(Collected data)
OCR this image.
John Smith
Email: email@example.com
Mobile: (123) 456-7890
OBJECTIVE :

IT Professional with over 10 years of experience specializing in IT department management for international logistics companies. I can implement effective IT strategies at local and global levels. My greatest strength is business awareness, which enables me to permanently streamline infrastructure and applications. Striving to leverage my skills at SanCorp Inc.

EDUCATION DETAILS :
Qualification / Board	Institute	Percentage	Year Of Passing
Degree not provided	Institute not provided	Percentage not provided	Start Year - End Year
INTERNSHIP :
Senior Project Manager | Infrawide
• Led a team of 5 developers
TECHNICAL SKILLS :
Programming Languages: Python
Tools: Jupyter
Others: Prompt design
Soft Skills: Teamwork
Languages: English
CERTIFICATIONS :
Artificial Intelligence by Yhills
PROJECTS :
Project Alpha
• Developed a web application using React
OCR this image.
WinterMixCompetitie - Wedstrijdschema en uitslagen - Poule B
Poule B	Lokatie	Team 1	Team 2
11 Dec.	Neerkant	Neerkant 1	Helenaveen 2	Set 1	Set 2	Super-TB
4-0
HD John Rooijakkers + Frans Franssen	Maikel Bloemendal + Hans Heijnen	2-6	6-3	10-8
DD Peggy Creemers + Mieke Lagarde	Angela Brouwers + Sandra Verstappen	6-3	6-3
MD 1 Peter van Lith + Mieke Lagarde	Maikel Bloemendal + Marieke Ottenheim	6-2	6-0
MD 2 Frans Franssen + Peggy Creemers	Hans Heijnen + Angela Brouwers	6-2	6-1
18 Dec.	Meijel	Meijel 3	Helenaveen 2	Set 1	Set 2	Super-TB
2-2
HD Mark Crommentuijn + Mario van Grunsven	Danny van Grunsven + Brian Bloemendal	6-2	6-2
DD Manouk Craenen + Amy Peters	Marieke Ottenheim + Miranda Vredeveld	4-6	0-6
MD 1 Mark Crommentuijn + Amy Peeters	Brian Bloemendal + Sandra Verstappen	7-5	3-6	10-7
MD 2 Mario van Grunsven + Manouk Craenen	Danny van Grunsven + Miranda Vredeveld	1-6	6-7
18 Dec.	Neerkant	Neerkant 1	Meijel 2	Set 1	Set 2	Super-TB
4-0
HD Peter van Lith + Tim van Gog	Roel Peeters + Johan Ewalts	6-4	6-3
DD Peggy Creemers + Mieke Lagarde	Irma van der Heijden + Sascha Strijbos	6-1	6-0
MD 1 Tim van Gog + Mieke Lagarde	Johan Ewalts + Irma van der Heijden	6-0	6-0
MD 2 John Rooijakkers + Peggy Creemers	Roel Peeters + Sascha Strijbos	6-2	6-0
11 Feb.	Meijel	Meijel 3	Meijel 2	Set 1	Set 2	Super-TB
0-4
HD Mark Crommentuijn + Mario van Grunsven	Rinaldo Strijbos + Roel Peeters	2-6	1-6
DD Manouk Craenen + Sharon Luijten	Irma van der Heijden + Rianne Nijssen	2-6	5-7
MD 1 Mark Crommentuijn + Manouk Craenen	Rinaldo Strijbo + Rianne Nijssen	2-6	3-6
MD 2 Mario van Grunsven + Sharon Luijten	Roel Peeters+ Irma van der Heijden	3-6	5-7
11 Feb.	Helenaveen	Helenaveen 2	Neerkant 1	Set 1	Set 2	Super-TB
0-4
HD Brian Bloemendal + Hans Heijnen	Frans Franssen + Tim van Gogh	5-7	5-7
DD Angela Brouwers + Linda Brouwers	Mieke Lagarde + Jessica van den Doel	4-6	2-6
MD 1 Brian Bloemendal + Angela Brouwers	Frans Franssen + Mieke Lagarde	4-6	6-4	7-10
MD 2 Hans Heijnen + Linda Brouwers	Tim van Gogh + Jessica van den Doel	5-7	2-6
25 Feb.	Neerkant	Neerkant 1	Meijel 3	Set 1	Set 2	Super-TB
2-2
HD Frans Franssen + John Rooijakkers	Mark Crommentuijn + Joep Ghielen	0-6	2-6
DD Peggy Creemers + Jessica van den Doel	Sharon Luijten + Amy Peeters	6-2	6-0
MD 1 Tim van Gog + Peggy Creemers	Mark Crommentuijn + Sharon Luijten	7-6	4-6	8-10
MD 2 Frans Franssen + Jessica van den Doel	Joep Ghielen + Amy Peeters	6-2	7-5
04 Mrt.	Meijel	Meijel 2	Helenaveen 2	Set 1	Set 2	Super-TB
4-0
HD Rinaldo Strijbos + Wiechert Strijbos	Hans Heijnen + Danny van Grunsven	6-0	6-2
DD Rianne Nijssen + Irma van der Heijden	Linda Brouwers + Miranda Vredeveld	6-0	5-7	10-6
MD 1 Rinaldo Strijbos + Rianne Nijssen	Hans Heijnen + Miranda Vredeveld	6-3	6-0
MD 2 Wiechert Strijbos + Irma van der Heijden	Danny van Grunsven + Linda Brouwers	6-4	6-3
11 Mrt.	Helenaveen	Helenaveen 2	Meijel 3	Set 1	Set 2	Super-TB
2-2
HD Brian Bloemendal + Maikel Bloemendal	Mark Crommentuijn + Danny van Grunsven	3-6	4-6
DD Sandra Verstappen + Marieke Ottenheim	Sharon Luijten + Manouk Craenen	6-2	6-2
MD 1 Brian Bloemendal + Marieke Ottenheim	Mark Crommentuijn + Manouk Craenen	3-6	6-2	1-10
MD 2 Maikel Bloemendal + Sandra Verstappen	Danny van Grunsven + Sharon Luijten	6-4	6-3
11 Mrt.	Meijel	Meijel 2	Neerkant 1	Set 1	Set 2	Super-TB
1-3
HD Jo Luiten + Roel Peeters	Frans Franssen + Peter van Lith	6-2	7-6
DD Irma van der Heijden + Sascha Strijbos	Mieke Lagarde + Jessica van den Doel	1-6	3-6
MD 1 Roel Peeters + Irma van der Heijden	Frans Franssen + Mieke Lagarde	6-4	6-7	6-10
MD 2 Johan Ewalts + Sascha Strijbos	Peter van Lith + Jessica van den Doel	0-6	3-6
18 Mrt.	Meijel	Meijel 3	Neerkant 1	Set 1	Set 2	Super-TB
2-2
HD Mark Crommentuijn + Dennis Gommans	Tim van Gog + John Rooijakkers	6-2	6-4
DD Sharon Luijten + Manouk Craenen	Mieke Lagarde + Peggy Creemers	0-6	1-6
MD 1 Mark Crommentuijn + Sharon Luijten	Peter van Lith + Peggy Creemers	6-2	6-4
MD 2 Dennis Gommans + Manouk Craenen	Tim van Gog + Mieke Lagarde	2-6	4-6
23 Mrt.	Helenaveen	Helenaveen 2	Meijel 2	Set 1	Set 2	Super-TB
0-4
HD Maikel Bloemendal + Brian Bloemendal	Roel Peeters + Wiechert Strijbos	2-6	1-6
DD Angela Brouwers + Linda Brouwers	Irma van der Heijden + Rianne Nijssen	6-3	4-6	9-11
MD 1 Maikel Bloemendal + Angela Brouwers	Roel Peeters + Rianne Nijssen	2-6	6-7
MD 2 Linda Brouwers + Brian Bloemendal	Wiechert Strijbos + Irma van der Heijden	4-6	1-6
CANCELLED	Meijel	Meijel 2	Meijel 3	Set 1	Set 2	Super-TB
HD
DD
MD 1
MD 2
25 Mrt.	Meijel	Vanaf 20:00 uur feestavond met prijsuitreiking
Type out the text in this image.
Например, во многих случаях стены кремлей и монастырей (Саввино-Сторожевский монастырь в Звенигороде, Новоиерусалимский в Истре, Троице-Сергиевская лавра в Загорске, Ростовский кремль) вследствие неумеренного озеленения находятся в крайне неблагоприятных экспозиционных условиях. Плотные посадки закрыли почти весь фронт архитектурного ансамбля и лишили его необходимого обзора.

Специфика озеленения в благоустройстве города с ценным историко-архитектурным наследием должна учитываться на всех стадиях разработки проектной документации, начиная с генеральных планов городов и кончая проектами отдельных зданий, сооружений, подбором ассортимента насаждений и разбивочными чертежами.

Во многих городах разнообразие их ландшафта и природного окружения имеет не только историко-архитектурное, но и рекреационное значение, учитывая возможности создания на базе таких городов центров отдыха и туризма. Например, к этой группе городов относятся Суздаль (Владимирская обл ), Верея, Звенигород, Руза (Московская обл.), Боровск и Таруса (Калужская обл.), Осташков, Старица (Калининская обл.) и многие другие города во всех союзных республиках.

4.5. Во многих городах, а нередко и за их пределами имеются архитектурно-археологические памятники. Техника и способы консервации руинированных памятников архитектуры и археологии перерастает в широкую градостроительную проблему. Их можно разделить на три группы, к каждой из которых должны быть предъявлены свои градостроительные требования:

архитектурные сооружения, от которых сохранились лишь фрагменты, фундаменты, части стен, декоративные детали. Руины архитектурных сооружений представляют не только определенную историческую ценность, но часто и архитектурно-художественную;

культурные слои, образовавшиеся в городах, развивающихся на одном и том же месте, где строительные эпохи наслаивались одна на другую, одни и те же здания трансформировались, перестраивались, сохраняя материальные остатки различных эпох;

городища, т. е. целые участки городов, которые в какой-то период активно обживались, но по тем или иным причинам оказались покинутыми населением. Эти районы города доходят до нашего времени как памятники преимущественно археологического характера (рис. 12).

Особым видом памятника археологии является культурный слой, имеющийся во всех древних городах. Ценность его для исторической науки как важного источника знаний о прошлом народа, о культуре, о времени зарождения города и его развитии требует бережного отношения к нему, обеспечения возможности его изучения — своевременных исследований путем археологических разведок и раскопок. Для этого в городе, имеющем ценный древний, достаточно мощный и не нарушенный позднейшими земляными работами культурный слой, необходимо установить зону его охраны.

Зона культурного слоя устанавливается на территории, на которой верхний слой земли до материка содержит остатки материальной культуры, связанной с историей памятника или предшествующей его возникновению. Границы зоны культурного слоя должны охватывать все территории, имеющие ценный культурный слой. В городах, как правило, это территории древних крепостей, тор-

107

■ **Job**:
Which lines contain the word "Ghielen"? Copy each of them.

■ **Finished task**:
HD Frans Franssen + John Rooijakkers	Mark Crommentuijn + Joep Ghielen	0-6	2-6
MD 2 Frans Franssen + Jessica van den Doel	Joep Ghielen + Amy Peeters	6-2	7-5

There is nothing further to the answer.